What the exercise asks →
Find every row below that contains the string "analysis" and copy each of those rows in full. Uppercase and lowercase letters count as different.

Information supplied →
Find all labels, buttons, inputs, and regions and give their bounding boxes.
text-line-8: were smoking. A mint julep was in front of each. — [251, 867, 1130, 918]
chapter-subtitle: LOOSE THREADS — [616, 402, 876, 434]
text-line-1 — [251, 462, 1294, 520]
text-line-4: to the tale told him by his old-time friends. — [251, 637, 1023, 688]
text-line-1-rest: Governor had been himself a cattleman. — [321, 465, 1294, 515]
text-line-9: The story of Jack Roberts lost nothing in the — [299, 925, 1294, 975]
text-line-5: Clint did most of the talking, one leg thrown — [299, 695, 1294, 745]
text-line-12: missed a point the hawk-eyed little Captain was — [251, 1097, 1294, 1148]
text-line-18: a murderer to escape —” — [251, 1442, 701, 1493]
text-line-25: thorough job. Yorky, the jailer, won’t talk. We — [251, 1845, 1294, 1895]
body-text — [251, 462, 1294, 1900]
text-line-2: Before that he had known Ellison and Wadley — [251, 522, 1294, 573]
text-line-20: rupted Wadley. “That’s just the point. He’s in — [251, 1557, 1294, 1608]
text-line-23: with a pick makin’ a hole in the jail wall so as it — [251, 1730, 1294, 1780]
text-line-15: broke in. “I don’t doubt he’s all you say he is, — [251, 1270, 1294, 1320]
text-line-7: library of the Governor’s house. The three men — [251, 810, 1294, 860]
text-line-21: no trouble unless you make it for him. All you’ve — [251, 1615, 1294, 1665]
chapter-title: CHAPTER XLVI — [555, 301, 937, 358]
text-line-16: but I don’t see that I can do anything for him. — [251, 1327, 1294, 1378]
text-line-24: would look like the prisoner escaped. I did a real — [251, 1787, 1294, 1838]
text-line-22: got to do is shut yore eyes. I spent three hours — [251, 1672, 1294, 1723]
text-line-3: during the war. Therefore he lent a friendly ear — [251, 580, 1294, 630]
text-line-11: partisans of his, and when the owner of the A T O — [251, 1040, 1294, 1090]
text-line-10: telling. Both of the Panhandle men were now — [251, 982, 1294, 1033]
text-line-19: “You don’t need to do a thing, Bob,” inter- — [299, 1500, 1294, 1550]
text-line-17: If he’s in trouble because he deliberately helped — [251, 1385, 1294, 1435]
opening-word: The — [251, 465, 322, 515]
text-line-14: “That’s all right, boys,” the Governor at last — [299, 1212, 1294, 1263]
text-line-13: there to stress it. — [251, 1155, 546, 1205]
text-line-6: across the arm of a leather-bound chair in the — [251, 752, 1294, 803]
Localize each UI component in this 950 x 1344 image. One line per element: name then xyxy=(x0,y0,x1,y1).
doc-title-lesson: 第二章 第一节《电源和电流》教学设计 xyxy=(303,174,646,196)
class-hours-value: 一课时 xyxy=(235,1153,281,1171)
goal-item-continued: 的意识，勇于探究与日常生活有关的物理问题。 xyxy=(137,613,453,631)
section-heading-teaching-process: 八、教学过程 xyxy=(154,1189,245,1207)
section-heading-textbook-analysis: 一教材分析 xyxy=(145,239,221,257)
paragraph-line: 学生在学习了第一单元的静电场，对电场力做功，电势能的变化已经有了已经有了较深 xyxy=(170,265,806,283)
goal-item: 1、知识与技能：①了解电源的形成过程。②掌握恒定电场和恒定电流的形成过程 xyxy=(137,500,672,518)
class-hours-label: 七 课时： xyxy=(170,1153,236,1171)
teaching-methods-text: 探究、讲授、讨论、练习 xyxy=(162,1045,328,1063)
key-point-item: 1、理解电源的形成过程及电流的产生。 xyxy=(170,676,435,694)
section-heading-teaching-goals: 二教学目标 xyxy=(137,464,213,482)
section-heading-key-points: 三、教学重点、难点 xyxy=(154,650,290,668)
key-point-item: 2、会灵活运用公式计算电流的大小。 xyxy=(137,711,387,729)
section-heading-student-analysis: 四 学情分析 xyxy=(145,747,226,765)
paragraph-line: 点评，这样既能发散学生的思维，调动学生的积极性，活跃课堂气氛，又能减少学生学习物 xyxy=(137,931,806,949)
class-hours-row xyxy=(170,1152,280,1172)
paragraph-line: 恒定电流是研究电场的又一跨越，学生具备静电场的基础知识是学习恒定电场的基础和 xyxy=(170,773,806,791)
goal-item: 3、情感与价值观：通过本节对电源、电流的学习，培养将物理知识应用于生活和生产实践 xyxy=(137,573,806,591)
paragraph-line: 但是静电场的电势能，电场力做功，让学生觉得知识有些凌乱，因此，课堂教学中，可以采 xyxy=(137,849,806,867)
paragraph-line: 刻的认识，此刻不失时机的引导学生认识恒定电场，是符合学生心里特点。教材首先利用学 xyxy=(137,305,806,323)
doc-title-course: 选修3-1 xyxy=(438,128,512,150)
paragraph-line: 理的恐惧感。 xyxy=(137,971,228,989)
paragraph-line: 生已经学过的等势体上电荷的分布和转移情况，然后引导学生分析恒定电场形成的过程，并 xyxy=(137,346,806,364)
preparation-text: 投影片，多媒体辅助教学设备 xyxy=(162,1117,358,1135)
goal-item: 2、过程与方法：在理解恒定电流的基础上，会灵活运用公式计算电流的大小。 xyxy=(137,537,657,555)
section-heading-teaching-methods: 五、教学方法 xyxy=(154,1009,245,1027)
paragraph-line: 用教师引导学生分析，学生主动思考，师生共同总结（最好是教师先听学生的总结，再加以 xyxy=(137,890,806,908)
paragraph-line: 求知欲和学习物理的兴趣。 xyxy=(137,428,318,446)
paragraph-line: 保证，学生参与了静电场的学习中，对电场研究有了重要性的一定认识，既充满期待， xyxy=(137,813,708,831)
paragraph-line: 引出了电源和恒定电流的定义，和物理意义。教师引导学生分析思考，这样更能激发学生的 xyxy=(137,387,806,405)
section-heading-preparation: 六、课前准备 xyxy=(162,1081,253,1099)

Exercise result →
section-heading-textbook-analysis: 一教材分析 xyxy=(145,239,221,257)
section-heading-student-analysis: 四 学情分析 xyxy=(145,747,226,765)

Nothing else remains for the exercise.